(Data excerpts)
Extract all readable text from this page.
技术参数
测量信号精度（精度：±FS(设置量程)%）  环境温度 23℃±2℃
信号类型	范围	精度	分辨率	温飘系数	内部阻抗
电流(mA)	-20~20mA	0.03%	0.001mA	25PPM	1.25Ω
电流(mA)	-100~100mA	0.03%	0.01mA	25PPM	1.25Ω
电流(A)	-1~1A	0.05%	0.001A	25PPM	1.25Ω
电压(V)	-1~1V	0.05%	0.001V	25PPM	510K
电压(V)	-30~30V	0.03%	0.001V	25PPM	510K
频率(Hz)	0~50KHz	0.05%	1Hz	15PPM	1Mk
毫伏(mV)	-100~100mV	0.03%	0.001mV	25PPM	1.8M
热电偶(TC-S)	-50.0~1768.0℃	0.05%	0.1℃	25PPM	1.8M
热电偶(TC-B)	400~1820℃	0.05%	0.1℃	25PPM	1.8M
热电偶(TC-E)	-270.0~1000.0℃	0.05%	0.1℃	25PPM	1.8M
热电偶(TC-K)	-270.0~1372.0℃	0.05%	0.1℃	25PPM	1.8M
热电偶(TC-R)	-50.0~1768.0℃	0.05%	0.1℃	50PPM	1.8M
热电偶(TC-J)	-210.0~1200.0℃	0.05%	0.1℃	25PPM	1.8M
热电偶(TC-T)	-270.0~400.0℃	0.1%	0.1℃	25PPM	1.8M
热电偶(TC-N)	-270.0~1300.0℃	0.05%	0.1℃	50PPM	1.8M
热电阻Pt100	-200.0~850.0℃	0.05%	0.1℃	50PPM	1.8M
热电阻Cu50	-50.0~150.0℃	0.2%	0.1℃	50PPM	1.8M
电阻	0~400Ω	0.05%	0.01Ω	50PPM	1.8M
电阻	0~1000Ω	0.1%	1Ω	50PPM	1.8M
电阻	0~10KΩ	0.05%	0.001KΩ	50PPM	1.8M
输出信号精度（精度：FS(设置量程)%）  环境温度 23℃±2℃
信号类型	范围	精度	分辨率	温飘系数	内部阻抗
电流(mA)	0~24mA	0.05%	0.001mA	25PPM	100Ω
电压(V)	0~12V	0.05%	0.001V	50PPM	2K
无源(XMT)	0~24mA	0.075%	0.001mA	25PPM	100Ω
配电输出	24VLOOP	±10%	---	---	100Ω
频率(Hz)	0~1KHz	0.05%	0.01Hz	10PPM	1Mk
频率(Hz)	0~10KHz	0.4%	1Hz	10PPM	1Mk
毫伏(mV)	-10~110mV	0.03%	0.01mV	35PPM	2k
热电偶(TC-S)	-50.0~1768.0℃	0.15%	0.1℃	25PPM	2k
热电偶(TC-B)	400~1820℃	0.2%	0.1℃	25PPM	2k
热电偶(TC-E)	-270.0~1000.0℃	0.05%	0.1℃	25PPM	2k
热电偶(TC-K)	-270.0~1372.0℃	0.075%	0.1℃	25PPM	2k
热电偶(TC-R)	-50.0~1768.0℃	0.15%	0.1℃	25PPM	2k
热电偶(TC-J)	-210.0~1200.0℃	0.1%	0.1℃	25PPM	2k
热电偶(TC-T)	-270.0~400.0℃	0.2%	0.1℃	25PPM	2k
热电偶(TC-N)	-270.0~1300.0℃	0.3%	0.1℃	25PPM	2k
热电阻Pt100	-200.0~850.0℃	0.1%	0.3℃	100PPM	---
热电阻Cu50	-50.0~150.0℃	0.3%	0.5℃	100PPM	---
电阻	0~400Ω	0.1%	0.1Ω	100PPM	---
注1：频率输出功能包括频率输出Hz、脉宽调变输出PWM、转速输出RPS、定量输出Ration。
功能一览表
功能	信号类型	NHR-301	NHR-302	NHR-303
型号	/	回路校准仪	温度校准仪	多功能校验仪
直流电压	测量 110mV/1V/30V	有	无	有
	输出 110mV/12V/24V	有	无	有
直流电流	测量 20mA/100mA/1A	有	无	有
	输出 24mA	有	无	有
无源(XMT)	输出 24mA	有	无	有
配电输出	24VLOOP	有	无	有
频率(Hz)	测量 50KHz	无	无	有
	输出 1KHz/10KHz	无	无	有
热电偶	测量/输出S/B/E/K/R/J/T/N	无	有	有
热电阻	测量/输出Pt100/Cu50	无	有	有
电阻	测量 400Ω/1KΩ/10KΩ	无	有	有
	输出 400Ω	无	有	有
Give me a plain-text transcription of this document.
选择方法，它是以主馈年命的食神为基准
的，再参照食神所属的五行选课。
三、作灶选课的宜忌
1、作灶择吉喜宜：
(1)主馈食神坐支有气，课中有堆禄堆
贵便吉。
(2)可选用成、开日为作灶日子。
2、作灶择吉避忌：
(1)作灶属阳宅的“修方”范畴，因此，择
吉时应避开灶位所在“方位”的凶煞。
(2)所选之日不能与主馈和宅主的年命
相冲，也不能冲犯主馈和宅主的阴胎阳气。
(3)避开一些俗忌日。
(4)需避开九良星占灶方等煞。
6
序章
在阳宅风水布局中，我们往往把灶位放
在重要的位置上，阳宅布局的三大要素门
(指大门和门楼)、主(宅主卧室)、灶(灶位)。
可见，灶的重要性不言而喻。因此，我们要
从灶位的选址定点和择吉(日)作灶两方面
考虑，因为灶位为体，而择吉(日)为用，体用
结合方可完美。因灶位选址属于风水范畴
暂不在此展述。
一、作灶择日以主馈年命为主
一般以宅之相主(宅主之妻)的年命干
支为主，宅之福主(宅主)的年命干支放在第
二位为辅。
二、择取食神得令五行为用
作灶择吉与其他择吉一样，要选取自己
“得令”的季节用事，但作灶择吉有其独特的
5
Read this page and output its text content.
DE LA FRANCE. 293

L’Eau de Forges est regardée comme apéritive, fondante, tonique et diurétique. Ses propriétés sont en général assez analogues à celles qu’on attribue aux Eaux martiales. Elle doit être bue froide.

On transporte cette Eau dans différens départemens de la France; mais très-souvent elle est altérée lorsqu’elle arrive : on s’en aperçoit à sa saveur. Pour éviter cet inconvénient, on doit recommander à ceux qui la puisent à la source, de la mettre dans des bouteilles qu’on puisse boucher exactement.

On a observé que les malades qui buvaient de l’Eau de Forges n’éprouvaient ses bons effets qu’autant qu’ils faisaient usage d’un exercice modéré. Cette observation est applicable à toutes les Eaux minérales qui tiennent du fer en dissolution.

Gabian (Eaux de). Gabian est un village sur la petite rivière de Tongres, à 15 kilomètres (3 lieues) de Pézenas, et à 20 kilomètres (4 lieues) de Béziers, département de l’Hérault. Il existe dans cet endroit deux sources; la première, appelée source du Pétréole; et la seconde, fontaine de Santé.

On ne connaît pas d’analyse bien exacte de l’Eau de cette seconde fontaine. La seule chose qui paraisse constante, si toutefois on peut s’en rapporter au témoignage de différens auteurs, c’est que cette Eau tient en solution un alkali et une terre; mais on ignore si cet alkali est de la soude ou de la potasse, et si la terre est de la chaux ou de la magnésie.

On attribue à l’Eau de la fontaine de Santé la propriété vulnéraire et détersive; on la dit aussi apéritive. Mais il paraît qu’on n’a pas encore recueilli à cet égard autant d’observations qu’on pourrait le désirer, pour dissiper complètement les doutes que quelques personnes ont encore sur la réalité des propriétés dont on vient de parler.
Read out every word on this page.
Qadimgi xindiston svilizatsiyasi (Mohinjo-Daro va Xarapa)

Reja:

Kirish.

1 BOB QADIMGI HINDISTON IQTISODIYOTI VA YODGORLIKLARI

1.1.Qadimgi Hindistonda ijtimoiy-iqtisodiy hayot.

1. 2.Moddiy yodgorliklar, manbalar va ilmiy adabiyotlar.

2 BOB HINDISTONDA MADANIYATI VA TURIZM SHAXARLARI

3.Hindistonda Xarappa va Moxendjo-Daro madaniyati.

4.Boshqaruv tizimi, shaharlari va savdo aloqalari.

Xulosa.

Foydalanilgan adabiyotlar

■ **TASK PROMPT**: Copy out every line from the records that has the word "doit".

■ **RESPONSE TO THIS EXERCISE**:
L’Eau de Forges est regardée comme apéritive, fondante, tonique et diurétique. Ses propriétés sont en général assez analogues à celles qu’on attribue aux Eaux martiales. Elle doit être bue froide.
On transporte cette Eau dans différens départemens de la France; mais très-souvent elle est altérée lorsqu’elle arrive : on s’en aperçoit à sa saveur. Pour éviter cet inconvénient, on doit recommander à ceux qui la puisent à la source, de la mettre dans des bouteilles qu’on puisse boucher exactement.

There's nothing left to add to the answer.